*Entries shown*

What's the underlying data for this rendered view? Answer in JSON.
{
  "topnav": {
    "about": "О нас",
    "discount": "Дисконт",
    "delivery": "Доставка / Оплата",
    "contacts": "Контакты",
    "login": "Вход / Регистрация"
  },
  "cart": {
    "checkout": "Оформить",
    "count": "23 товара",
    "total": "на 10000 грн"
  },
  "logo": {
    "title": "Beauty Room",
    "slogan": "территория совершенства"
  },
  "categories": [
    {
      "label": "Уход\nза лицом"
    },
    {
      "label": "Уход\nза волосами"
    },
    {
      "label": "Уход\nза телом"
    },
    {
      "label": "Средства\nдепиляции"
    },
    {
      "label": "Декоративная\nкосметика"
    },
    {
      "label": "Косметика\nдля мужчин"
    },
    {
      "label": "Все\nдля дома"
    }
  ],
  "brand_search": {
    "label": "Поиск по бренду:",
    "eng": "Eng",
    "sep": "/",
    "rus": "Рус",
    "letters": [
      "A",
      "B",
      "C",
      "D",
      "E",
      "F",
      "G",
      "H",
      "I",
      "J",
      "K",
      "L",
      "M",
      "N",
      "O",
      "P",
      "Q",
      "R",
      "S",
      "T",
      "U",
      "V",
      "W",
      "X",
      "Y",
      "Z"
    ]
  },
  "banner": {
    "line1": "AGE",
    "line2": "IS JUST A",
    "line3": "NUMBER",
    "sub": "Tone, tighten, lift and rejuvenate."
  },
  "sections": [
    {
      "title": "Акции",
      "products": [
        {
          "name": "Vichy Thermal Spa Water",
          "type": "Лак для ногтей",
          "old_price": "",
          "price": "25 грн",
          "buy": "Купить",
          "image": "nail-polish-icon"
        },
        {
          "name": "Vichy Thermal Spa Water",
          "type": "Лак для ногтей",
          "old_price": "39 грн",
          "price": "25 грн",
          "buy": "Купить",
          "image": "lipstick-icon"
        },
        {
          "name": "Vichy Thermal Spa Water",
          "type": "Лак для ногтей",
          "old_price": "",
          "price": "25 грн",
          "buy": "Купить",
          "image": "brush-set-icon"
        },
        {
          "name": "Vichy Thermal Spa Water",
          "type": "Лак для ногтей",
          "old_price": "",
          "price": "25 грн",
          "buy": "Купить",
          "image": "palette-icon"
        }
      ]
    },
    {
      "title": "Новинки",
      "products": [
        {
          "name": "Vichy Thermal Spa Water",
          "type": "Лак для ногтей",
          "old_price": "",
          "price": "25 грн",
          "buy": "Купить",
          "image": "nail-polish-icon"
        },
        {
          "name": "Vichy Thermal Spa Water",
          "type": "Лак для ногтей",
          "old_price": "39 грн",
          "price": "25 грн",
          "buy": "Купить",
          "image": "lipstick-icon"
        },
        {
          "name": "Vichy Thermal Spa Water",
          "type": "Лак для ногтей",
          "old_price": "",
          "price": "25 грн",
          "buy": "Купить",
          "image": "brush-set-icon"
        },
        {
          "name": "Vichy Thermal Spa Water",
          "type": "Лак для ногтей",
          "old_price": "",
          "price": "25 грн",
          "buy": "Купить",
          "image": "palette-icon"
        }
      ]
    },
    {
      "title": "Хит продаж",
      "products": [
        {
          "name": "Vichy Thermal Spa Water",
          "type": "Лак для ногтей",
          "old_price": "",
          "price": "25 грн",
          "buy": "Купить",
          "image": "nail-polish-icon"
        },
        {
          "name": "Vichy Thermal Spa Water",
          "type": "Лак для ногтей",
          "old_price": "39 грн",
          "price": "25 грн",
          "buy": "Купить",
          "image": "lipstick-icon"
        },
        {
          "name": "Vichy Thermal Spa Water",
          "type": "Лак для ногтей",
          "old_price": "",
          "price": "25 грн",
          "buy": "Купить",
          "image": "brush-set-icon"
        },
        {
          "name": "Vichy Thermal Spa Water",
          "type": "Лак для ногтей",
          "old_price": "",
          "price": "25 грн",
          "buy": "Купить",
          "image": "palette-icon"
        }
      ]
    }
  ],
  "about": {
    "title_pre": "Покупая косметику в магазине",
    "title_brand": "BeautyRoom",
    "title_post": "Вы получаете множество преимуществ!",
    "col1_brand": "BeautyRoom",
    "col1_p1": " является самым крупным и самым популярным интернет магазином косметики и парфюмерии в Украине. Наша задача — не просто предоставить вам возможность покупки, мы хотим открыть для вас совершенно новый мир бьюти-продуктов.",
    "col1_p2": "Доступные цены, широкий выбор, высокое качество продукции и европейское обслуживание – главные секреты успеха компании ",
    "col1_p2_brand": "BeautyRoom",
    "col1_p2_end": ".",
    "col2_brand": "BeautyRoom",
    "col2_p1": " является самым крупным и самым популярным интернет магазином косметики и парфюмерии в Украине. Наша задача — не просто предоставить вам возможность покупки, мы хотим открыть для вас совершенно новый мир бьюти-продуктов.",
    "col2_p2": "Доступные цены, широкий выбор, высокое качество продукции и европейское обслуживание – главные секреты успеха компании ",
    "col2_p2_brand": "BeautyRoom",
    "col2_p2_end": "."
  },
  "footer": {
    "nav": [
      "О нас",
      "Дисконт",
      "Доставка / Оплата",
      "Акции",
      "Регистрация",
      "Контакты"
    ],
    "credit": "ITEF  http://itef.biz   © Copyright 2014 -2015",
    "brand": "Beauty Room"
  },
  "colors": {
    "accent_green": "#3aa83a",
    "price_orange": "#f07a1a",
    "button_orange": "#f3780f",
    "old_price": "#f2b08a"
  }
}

*What the task requires*
Where a line holds "Уход", copy it out.

*Written solution*
      "label": "Уход\nза лицом"
      "label": "Уход\nза волосами"
      "label": "Уход\nза телом"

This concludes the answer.